### PROBLEM TO SOLVE:
Copy nothing but the text: repeat each entry exactly and drop the images.

### DATA PROVIDED:
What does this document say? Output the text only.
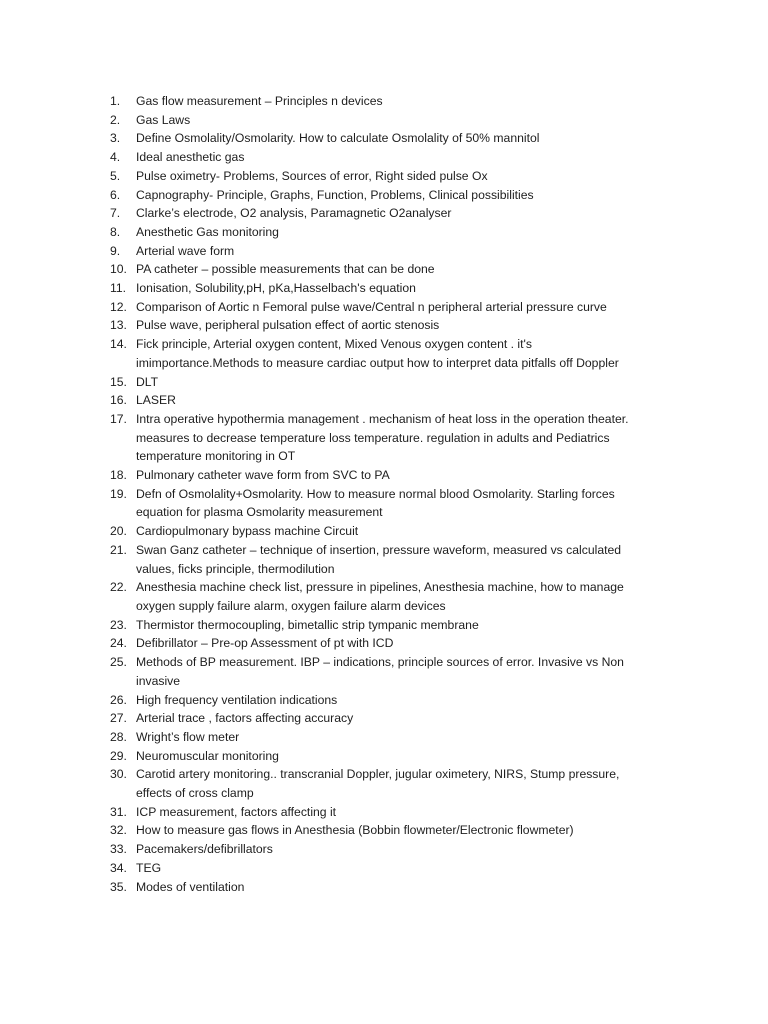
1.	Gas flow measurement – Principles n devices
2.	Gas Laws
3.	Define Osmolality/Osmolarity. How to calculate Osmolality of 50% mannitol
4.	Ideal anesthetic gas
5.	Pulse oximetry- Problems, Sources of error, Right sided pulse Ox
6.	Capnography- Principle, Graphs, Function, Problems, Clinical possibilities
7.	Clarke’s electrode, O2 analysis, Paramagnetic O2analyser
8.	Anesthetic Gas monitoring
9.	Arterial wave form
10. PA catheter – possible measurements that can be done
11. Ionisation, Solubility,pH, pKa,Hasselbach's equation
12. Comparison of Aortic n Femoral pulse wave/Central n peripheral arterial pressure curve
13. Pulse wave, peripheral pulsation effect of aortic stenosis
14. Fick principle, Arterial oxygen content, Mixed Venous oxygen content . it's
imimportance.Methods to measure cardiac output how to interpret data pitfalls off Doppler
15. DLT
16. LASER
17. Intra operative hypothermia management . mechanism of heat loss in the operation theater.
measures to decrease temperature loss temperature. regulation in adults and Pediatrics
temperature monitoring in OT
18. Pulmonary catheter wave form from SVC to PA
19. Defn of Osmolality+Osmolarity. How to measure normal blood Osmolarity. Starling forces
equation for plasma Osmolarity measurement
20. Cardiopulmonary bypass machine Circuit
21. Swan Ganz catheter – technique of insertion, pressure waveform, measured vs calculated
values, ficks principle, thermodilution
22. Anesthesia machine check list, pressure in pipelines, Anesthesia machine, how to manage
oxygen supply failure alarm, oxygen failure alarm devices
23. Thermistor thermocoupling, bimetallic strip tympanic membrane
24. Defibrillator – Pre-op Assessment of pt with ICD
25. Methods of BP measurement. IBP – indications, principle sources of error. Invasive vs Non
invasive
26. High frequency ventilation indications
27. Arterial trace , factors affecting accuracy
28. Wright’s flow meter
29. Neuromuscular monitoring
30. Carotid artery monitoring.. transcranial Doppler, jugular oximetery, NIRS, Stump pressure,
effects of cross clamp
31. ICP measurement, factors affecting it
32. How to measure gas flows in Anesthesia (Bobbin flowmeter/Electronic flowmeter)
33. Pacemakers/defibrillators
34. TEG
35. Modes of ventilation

### WORKED ANSWER:
What does this document say? Output the text only.
1.	Gas flow measurement – Principles n devices
2.	Gas Laws
3.	Define Osmolality/Osmolarity. How to calculate Osmolality of 50% mannitol
4.	Ideal anesthetic gas
5.	Pulse oximetry- Problems, Sources of error, Right sided pulse Ox
6.	Capnography- Principle, Graphs, Function, Problems, Clinical possibilities
7.	Clarke’s electrode, O2 analysis, Paramagnetic O2analyser
8.	Anesthetic Gas monitoring
9.	Arterial wave form
10. PA catheter – possible measurements that can be done
11. Ionisation, Solubility,pH, pKa,Hasselbach's equation
12. Comparison of Aortic n Femoral pulse wave/Central n peripheral arterial pressure curve
13. Pulse wave, peripheral pulsation effect of aortic stenosis
14. Fick principle, Arterial oxygen content, Mixed Venous oxygen content . it's
imimportance.Methods to measure cardiac output how to interpret data pitfalls off Doppler
15. DLT
16. LASER
17. Intra operative hypothermia management . mechanism of heat loss in the operation theater.
measures to decrease temperature loss temperature. regulation in adults and Pediatrics
temperature monitoring in OT
18. Pulmonary catheter wave form from SVC to PA
19. Defn of Osmolality+Osmolarity. How to measure normal blood Osmolarity. Starling forces
equation for plasma Osmolarity measurement
20. Cardiopulmonary bypass machine Circuit
21. Swan Ganz catheter – technique of insertion, pressure waveform, measured vs calculated
values, ficks principle, thermodilution
22. Anesthesia machine check list, pressure in pipelines, Anesthesia machine, how to manage
oxygen supply failure alarm, oxygen failure alarm devices
23. Thermistor thermocoupling, bimetallic strip tympanic membrane
24. Defibrillator – Pre-op Assessment of pt with ICD
25. Methods of BP measurement. IBP – indications, principle sources of error. Invasive vs Non
invasive
26. High frequency ventilation indications
27. Arterial trace , factors affecting accuracy
28. Wright’s flow meter
29. Neuromuscular monitoring
30. Carotid artery monitoring.. transcranial Doppler, jugular oximetery, NIRS, Stump pressure,
effects of cross clamp
31. ICP measurement, factors affecting it
32. How to measure gas flows in Anesthesia (Bobbin flowmeter/Electronic flowmeter)
33. Pacemakers/defibrillators
34. TEG
35. Modes of ventilation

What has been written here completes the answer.